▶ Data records
|---|
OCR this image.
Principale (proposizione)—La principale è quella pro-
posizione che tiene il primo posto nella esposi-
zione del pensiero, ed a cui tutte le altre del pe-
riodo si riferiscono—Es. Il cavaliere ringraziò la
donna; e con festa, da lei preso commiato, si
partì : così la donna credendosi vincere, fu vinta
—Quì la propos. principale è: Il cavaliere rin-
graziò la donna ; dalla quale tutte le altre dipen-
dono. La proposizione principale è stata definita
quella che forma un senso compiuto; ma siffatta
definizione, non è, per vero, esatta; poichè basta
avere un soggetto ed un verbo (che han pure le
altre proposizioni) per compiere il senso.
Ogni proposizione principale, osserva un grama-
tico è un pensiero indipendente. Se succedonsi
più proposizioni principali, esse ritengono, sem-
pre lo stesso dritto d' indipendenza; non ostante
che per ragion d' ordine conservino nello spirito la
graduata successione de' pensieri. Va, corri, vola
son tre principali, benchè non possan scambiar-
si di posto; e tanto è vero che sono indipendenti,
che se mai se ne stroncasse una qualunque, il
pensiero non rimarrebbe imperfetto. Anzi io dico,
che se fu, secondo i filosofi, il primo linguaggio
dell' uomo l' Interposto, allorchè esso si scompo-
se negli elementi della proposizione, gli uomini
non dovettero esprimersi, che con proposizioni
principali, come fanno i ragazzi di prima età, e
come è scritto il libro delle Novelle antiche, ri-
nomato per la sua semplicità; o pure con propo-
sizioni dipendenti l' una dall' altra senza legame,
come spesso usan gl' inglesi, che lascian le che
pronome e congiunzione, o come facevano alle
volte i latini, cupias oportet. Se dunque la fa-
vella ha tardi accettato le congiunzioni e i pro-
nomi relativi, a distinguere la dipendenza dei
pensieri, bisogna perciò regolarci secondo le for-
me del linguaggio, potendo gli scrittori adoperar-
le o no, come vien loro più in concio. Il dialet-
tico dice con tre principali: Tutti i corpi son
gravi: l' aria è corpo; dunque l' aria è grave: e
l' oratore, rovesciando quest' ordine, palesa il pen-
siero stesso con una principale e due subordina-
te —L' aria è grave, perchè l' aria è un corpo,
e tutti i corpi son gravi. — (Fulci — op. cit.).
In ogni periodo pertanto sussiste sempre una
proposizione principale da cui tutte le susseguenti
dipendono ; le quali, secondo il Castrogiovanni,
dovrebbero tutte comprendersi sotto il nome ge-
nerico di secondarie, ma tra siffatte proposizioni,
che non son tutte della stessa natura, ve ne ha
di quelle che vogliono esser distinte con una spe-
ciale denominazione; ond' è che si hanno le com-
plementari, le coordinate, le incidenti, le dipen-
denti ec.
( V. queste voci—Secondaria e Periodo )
|---|
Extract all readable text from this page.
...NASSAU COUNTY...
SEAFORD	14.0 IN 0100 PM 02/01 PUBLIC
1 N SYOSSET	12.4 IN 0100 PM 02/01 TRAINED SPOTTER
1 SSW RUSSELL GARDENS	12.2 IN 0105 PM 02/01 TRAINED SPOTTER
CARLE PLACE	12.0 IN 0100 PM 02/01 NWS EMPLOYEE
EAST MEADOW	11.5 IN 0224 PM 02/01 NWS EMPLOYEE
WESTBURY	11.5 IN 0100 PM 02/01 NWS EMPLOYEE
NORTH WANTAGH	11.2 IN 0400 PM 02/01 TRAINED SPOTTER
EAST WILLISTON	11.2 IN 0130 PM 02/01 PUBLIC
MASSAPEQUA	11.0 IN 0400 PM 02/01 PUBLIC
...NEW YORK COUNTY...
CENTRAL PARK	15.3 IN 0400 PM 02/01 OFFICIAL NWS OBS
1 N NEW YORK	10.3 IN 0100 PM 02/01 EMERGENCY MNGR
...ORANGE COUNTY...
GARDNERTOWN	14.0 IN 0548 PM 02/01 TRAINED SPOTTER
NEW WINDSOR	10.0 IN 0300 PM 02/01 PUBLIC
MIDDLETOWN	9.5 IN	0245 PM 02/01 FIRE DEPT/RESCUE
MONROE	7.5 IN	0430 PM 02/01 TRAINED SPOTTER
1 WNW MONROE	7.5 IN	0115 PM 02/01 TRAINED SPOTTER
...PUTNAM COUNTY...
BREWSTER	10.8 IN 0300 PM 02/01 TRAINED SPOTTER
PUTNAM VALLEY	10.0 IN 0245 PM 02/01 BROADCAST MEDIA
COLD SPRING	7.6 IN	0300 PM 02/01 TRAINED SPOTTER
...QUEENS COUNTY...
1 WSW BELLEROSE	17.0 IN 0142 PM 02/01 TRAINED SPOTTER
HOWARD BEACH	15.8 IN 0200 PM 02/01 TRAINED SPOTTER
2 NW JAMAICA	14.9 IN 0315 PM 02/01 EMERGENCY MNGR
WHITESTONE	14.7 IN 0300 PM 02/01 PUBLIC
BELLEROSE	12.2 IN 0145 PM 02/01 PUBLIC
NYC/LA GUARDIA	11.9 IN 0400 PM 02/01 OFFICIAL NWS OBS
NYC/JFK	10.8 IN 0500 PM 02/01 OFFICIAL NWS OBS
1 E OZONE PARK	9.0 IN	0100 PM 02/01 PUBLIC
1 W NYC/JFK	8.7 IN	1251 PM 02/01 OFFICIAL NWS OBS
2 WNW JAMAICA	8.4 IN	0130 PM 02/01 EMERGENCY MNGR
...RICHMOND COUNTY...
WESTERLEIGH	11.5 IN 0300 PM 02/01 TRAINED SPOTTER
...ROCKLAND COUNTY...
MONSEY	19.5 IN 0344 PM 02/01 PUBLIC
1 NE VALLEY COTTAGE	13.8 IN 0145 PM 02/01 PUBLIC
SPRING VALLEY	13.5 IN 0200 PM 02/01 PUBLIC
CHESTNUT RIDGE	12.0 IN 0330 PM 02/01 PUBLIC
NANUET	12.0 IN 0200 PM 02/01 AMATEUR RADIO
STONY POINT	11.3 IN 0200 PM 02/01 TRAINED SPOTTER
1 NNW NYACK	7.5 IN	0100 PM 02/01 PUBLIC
|---|
▶ EXERCISE INSTRUCTIONS
Search the lines for the word "tico" and report how many contain it, by number only.

▶ EXPECTED ANSWER
2